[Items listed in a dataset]
--*--
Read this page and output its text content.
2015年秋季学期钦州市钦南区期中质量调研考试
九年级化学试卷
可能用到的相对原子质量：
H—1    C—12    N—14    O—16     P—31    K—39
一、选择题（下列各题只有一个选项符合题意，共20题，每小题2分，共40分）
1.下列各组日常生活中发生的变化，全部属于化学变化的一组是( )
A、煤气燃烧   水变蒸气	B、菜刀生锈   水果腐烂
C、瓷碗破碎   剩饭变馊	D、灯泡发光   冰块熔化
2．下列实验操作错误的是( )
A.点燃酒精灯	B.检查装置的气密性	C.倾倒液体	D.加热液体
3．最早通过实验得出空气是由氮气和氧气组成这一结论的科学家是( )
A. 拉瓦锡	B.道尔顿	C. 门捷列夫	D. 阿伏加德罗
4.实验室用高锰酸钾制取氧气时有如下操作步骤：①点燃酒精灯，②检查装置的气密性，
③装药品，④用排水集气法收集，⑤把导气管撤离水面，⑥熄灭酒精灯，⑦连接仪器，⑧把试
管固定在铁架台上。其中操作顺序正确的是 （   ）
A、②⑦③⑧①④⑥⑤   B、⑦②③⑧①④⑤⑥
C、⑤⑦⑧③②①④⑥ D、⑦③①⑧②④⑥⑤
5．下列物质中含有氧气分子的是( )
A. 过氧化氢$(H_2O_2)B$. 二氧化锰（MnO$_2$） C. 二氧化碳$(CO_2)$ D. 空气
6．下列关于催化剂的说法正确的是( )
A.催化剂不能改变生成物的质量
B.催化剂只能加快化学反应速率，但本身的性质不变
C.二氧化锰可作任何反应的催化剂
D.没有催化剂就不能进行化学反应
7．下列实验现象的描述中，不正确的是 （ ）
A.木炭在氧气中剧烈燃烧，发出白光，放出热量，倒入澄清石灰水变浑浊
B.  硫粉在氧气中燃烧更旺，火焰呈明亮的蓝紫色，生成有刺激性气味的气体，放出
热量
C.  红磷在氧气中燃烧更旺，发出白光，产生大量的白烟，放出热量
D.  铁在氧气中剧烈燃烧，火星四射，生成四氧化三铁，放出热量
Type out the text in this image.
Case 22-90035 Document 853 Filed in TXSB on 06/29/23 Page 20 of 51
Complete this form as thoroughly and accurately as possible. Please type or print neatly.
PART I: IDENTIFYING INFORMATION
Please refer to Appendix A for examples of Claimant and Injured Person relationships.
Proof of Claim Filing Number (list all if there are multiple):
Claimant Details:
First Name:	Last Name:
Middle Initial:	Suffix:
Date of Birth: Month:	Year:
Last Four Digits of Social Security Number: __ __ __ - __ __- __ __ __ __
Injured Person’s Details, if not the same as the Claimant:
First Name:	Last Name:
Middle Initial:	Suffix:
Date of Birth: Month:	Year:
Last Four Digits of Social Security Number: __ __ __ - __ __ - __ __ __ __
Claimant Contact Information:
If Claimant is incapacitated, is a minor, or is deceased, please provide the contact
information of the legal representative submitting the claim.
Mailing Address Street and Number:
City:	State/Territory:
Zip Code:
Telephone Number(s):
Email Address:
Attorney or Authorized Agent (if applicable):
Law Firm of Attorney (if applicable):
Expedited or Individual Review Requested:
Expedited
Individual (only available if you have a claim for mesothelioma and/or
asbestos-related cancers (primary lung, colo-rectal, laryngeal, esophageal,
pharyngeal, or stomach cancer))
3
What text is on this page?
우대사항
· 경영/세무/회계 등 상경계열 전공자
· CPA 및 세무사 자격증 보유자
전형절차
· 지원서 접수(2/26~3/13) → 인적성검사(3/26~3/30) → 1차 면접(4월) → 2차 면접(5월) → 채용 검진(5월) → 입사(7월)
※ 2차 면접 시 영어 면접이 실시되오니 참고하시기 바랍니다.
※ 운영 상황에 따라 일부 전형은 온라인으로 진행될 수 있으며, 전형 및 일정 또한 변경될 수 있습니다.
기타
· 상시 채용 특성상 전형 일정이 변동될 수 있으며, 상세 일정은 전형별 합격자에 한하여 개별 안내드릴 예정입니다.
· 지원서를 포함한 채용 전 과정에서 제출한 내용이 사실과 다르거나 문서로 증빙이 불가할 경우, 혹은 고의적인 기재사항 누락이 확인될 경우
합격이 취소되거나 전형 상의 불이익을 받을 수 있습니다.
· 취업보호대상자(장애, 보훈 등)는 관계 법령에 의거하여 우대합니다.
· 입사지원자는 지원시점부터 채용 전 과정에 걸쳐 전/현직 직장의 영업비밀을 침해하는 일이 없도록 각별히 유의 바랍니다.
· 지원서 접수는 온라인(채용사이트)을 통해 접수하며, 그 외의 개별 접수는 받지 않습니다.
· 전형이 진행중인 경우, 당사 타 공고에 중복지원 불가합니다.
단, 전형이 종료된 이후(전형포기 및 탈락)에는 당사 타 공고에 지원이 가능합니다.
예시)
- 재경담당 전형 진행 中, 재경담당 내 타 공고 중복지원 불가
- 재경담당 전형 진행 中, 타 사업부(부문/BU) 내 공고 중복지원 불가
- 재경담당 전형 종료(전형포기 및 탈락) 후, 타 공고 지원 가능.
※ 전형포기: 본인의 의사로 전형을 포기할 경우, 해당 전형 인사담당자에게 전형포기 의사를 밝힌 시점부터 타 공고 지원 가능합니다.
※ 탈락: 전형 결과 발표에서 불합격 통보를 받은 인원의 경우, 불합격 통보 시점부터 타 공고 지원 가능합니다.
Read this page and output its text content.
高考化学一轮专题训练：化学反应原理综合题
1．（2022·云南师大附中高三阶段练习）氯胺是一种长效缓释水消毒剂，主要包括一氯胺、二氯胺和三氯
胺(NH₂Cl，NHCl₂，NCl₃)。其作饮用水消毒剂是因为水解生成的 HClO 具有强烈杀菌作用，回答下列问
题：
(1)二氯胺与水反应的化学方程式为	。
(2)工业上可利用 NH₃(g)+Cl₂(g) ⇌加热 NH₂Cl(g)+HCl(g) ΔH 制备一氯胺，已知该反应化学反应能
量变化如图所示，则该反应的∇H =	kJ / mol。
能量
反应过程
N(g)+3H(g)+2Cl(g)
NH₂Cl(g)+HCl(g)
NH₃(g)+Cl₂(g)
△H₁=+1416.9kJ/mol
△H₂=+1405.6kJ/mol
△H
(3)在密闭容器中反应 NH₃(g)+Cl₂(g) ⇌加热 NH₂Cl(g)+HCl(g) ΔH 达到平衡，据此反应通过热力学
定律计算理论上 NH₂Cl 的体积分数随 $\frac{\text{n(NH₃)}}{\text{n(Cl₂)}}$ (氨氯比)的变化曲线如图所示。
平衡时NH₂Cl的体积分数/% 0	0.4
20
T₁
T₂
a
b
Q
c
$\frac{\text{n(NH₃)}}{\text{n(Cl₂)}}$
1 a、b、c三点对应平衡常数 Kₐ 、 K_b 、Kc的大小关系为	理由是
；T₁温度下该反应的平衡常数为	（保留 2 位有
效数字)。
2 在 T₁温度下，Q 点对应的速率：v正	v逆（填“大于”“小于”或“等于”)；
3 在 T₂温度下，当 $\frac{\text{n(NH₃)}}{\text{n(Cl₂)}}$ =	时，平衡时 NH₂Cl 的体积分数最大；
--*--
Look through the entries above. Extract each line with the word "this".

Read this page and output its text content.
Type out the text in this image.
Complete this form as thoroughly and accurately as possible. Please type or print neatly.
What text is on this page?
Read this page and output its text content.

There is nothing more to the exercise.